Short problem: Without including any images, repeat the data exactly.

Stored data entries

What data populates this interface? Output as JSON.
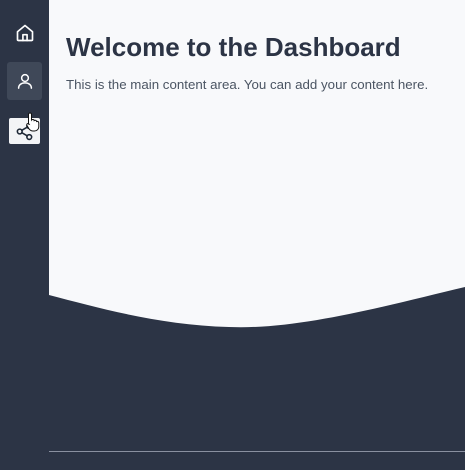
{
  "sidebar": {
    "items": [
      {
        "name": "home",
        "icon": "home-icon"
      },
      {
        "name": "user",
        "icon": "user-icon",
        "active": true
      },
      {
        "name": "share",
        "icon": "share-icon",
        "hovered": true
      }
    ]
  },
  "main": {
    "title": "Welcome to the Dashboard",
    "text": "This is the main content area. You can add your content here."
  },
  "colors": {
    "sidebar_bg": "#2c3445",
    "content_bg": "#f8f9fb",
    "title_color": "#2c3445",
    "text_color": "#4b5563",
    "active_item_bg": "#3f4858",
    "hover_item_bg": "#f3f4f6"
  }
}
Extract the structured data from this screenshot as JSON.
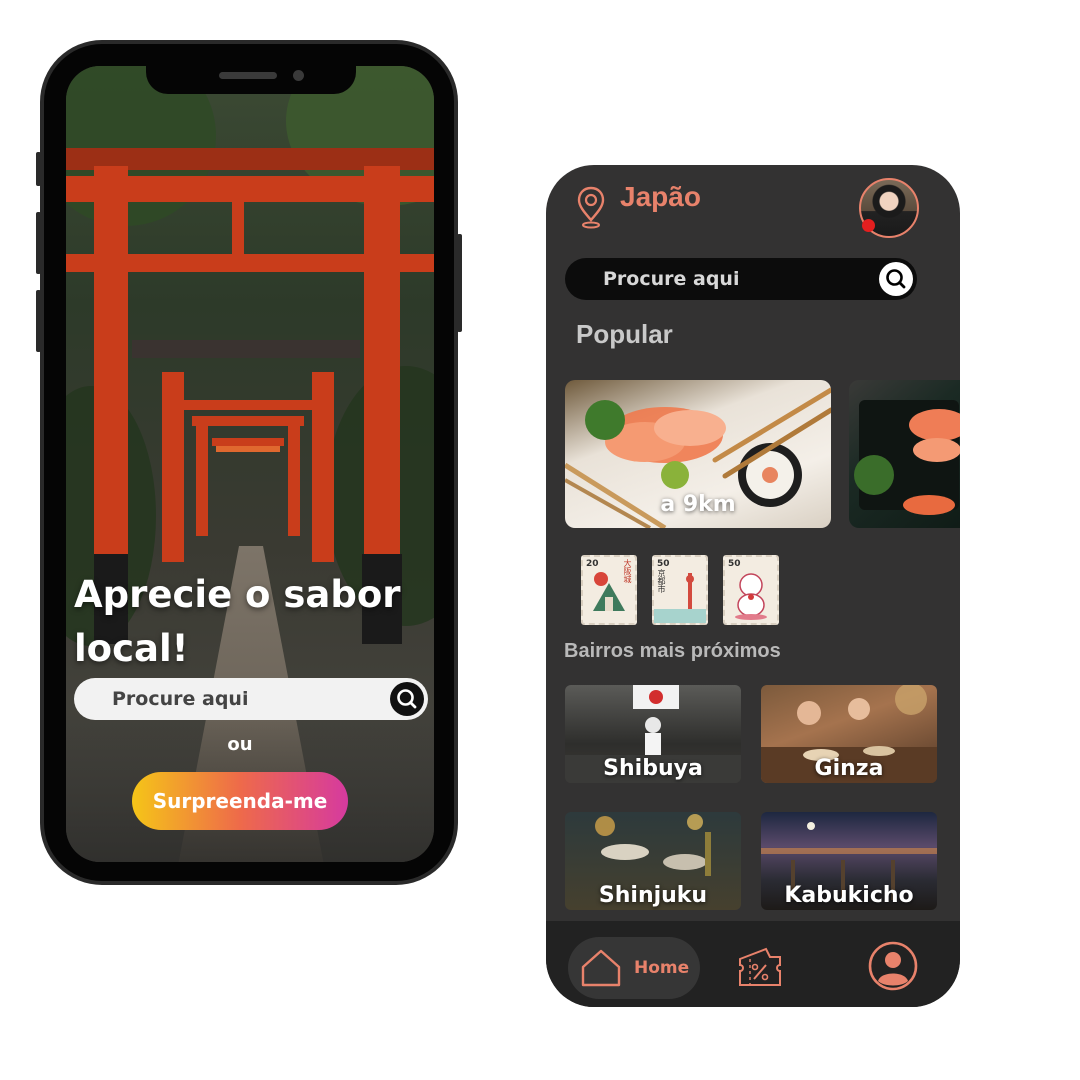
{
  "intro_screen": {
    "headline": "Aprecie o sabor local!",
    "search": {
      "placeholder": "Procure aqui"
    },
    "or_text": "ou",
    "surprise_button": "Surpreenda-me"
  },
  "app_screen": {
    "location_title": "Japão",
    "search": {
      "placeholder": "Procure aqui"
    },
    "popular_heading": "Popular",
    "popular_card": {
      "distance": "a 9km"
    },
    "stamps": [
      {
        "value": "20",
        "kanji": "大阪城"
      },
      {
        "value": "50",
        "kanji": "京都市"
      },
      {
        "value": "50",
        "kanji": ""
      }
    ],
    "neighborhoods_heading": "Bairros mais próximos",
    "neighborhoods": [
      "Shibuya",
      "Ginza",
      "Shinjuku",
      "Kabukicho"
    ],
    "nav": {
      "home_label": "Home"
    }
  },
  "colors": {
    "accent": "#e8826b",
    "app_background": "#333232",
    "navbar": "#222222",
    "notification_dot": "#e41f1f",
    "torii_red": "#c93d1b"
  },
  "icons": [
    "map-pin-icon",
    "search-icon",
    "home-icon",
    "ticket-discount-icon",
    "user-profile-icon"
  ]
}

Solution:
What data populates this interface? Output as JSON.
{
  "sidebar": {
    "items": [
      {
        "name": "home",
        "icon": "home-icon"
      },
      {
        "name": "user",
        "icon": "user-icon",
        "active": true
      },
      {
        "name": "share",
        "icon": "share-icon",
        "hovered": true
      }
    ]
  },
  "main": {
    "title": "Welcome to the Dashboard",
    "text": "This is the main content area. You can add your content here."
  },
  "colors": {
    "sidebar_bg": "#2c3445",
    "content_bg": "#f8f9fb",
    "title_color": "#2c3445",
    "text_color": "#4b5563",
    "active_item_bg": "#3f4858",
    "hover_item_bg": "#f3f4f6"
  }
}
Extract the structured data from this screenshot as JSON.
{
  "intro_screen": {
    "headline": "Aprecie o sabor local!",
    "search": {
      "placeholder": "Procure aqui"
    },
    "or_text": "ou",
    "surprise_button": "Surpreenda-me"
  },
  "app_screen": {
    "location_title": "Japão",
    "search": {
      "placeholder": "Procure aqui"
    },
    "popular_heading": "Popular",
    "popular_card": {
      "distance": "a 9km"
    },
    "stamps": [
      {
        "value": "20",
        "kanji": "大阪城"
      },
      {
        "value": "50",
        "kanji": "京都市"
      },
      {
        "value": "50",
        "kanji": ""
      }
    ],
    "neighborhoods_heading": "Bairros mais próximos",
    "neighborhoods": [
      "Shibuya",
      "Ginza",
      "Shinjuku",
      "Kabukicho"
    ],
    "nav": {
      "home_label": "Home"
    }
  },
  "colors": {
    "accent": "#e8826b",
    "app_background": "#333232",
    "navbar": "#222222",
    "notification_dot": "#e41f1f",
    "torii_red": "#c93d1b"
  },
  "icons": [
    "map-pin-icon",
    "search-icon",
    "home-icon",
    "ticket-discount-icon",
    "user-profile-icon"
  ]
}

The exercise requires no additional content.